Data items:
:::::

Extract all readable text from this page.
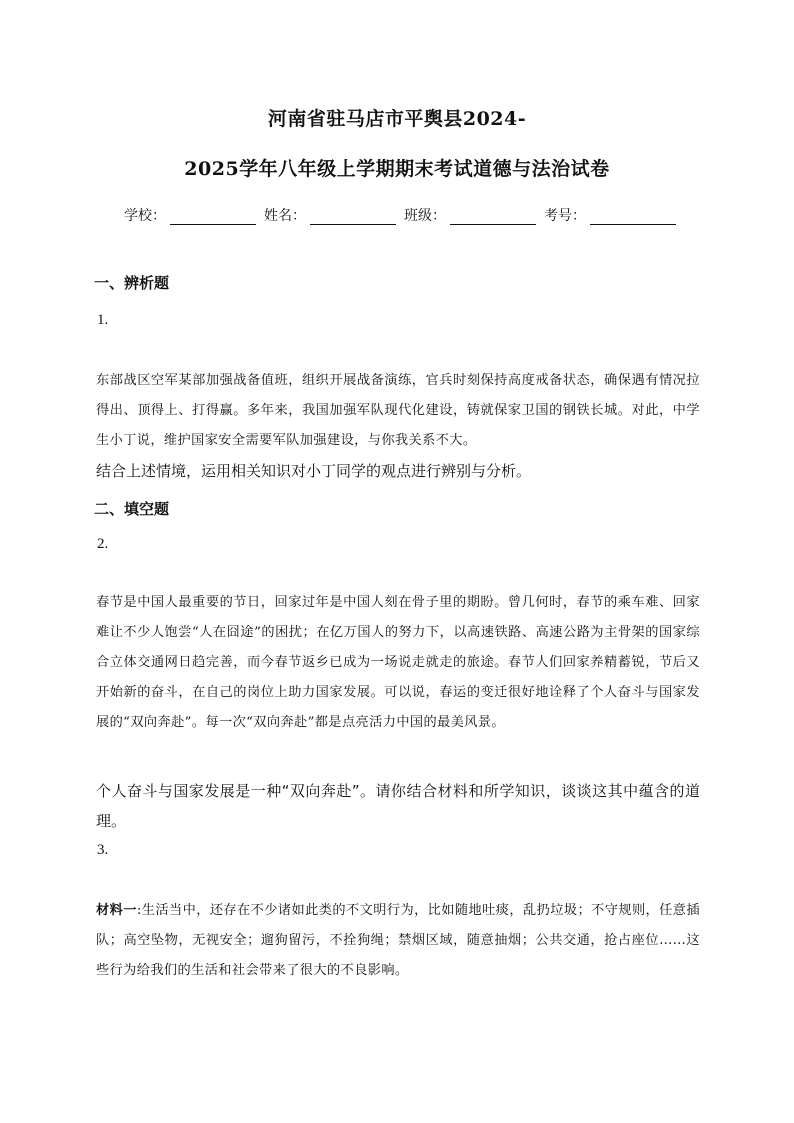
河南省驻马店市平舆县2024-
2025学年八年级上学期期末考试道德与法治试卷
学校：	姓名：	班级：	考号：
一、辨析题
1.
东部战区空军某部加强战备值班，组织开展战备演练，官兵时刻保持高度戒备状态，确保遇有情况拉得出、顶得上、打得赢。多年来，我国加强军队现代化建设，铸就保家卫国的钢铁长城。对此，中学生小丁说，维护国家安全需要军队加强建设，与你我关系不大。
结合上述情境，运用相关知识对小丁同学的观点进行辨别与分析。
二、填空题
2.
春节是中国人最重要的节日，回家过年是中国人刻在骨子里的期盼。曾几何时，春节的乘车难、回家难让不少人饱尝“人在囧途”的困扰；在亿万国人的努力下，以高速铁路、高速公路为主骨架的国家综合立体交通网日趋完善，而今春节返乡已成为一场说走就走的旅途。春节人们回家养精蓄锐，节后又开始新的奋斗，在自己的岗位上助力国家发展。可以说，春运的变迁很好地诠释了个人奋斗与国家发展的“双向奔赴”。每一次“双向奔赴”都是点亮活力中国的最美风景。
个人奋斗与国家发展是一种“双向奔赴”。请你结合材料和所学知识，谈谈这其中蕴含的道理。
3.
材料一:生活当中，还存在不少诸如此类的不文明行为，比如随地吐痰，乱扔垃圾；不守规则，任意插队；高空坠物，无视安全；遛狗留污，不拴狗绳；禁烟区域，随意抽烟；公共交通，抢占座位……这些行为给我们的生活和社会带来了很大的不良影响。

:::::

Write out every entry again word for word, without any of the pictures.

Extract all readable text from this page.
河南省驻马店市平舆县2024-
2025学年八年级上学期期末考试道德与法治试卷
学校：	姓名：	班级：	考号：
一、辨析题
1.
东部战区空军某部加强战备值班，组织开展战备演练，官兵时刻保持高度戒备状态，确保遇有情况拉得出、顶得上、打得赢。多年来，我国加强军队现代化建设，铸就保家卫国的钢铁长城。对此，中学生小丁说，维护国家安全需要军队加强建设，与你我关系不大。
结合上述情境，运用相关知识对小丁同学的观点进行辨别与分析。
二、填空题
2.
春节是中国人最重要的节日，回家过年是中国人刻在骨子里的期盼。曾几何时，春节的乘车难、回家难让不少人饱尝“人在囧途”的困扰；在亿万国人的努力下，以高速铁路、高速公路为主骨架的国家综合立体交通网日趋完善，而今春节返乡已成为一场说走就走的旅途。春节人们回家养精蓄锐，节后又开始新的奋斗，在自己的岗位上助力国家发展。可以说，春运的变迁很好地诠释了个人奋斗与国家发展的“双向奔赴”。每一次“双向奔赴”都是点亮活力中国的最美风景。
个人奋斗与国家发展是一种“双向奔赴”。请你结合材料和所学知识，谈谈这其中蕴含的道理。
3.
材料一:生活当中，还存在不少诸如此类的不文明行为，比如随地吐痰，乱扔垃圾；不守规则，任意插队；高空坠物，无视安全；遛狗留污，不拴狗绳；禁烟区域，随意抽烟；公共交通，抢占座位……这些行为给我们的生活和社会带来了很大的不良影响。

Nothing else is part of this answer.